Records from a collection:

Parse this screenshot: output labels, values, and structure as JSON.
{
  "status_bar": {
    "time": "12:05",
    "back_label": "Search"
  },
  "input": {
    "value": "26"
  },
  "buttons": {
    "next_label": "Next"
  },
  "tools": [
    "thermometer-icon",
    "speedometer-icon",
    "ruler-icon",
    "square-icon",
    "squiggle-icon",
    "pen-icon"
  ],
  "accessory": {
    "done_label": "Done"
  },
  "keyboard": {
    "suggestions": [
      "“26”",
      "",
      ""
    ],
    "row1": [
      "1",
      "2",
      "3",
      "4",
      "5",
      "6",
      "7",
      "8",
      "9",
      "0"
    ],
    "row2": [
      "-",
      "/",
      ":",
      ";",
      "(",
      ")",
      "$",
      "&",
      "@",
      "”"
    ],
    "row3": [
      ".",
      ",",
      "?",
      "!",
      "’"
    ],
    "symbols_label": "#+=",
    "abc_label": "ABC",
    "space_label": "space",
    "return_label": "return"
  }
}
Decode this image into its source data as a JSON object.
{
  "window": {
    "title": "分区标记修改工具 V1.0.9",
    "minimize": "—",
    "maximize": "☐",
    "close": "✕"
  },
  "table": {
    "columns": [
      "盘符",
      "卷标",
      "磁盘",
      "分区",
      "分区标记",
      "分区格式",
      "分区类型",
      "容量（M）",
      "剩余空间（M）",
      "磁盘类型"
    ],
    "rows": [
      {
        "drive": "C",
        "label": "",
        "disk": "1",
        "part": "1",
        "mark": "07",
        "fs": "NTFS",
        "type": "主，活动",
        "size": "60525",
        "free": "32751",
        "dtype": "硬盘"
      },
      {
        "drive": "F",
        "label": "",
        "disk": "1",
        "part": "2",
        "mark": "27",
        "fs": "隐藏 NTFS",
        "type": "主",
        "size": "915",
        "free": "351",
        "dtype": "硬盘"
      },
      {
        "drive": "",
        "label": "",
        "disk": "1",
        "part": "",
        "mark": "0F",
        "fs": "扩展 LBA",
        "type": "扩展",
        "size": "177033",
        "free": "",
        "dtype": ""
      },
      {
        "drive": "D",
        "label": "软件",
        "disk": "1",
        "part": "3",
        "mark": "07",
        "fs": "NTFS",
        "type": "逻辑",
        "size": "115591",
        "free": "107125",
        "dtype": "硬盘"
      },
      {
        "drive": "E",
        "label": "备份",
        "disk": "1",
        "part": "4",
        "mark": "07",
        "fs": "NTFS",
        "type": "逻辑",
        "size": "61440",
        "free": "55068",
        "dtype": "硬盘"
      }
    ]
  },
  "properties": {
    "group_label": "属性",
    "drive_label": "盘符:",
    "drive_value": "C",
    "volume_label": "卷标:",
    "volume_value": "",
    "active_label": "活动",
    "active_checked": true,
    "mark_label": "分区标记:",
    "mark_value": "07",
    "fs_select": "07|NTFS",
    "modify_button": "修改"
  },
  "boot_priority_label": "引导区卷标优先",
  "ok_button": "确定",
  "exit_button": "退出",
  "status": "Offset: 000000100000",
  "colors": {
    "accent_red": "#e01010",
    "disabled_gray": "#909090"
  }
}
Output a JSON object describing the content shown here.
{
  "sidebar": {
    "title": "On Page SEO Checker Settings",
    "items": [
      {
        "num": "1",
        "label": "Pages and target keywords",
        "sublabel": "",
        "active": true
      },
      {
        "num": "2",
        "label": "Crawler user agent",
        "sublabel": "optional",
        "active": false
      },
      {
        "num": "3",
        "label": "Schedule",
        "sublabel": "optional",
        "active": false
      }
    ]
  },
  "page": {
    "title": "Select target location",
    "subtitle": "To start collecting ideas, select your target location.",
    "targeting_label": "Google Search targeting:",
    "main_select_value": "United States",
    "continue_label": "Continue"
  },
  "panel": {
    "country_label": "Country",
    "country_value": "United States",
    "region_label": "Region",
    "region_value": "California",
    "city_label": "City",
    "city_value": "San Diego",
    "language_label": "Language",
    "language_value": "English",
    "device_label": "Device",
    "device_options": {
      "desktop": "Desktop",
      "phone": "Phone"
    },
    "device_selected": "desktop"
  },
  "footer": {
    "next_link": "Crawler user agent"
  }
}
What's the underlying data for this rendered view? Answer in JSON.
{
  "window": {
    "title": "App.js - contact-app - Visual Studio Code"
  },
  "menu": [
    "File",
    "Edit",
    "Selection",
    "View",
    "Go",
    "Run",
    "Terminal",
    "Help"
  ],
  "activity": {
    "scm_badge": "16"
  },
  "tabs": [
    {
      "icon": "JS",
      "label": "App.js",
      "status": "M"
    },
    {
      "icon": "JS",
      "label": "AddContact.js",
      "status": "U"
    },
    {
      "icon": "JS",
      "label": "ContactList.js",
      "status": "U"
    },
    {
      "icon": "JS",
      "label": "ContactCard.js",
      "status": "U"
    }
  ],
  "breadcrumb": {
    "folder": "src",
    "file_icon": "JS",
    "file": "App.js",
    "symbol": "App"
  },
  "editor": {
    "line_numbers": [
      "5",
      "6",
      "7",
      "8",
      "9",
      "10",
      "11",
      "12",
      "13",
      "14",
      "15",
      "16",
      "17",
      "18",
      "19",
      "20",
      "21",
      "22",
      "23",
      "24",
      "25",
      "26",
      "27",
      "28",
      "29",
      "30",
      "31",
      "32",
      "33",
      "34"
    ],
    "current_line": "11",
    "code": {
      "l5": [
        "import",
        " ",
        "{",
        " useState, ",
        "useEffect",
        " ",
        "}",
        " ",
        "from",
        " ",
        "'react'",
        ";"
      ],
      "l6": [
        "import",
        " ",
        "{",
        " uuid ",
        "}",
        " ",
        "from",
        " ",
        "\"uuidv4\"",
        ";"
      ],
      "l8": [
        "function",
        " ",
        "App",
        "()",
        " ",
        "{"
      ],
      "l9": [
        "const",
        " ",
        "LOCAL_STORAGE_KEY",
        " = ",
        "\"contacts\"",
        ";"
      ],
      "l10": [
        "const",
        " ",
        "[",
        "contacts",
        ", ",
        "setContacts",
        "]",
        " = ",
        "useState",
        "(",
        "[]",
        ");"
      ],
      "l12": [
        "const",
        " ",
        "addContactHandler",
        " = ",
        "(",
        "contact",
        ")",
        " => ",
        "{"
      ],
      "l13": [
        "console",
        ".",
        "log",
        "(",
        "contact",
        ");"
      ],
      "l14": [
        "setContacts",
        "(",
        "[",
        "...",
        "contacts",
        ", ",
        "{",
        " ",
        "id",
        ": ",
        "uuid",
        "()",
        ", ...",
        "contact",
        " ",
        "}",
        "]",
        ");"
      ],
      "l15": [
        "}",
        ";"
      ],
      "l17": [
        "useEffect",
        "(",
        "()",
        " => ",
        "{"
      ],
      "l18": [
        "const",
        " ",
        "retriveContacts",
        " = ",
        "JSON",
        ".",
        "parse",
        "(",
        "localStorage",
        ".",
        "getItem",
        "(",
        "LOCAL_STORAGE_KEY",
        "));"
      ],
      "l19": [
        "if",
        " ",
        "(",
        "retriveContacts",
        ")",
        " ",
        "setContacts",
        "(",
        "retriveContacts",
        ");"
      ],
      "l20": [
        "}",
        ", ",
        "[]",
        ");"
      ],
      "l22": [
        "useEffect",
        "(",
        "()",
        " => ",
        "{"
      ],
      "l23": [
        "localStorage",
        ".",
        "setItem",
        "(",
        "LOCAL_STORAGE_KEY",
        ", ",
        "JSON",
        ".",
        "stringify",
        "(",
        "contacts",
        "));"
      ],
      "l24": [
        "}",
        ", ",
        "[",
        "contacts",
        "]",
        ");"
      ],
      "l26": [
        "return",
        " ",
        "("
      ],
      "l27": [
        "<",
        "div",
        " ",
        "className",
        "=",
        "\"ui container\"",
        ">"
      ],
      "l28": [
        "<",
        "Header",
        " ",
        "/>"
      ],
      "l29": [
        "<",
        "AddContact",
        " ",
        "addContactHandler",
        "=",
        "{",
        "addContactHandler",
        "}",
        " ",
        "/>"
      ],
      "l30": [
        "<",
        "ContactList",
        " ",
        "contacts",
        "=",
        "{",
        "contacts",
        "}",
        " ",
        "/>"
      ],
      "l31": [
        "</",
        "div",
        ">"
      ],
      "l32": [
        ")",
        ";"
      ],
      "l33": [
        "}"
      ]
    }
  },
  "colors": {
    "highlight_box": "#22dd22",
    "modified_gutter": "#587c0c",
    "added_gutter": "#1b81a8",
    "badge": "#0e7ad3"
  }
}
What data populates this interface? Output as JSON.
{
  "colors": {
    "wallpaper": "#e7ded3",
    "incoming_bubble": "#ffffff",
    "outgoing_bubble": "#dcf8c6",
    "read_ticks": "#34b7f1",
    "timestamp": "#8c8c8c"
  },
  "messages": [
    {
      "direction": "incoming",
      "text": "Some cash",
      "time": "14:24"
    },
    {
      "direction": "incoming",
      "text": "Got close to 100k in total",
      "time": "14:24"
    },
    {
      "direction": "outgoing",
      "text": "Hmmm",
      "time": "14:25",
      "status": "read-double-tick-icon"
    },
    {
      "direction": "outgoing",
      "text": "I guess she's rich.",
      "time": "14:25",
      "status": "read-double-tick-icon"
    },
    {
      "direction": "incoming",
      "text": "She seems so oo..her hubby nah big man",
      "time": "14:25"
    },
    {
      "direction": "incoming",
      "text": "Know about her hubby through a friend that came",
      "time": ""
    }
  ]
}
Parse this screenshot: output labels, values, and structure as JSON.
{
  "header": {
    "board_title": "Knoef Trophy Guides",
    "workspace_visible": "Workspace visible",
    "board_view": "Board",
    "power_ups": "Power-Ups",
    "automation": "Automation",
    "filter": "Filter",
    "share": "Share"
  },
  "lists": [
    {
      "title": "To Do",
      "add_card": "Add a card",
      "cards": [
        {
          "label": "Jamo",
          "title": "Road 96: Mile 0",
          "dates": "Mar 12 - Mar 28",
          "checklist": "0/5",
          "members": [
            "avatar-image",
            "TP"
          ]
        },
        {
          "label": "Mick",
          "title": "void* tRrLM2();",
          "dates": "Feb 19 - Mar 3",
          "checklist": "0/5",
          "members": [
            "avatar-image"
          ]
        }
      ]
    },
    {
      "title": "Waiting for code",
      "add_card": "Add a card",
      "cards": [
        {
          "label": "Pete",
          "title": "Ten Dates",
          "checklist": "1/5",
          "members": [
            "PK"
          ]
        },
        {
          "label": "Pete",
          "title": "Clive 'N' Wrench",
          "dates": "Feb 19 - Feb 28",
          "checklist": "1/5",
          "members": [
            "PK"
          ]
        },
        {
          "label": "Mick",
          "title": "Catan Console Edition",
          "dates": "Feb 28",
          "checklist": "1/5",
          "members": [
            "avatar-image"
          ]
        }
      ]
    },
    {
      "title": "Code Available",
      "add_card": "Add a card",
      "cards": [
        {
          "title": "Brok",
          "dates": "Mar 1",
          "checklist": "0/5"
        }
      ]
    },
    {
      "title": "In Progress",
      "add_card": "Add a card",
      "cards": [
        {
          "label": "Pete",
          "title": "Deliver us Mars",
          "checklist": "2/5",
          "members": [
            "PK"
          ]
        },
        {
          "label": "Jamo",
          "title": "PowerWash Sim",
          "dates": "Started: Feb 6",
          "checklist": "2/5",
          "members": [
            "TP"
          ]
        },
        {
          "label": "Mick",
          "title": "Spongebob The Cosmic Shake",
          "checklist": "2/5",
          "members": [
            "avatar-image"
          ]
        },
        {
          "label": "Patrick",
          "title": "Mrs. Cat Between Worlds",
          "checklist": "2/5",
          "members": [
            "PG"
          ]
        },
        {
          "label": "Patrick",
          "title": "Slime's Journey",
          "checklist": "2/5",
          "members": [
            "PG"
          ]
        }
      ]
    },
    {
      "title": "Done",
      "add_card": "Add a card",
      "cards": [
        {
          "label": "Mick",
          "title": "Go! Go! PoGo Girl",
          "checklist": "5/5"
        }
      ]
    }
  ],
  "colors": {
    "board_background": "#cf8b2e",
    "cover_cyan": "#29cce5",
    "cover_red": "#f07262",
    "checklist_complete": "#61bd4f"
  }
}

What you need to do: Each line in the listing above that contains "location" should be copied.

Output for this exercise:
    "title": "Select target location",
    "subtitle": "To start collecting ideas, select your target location.",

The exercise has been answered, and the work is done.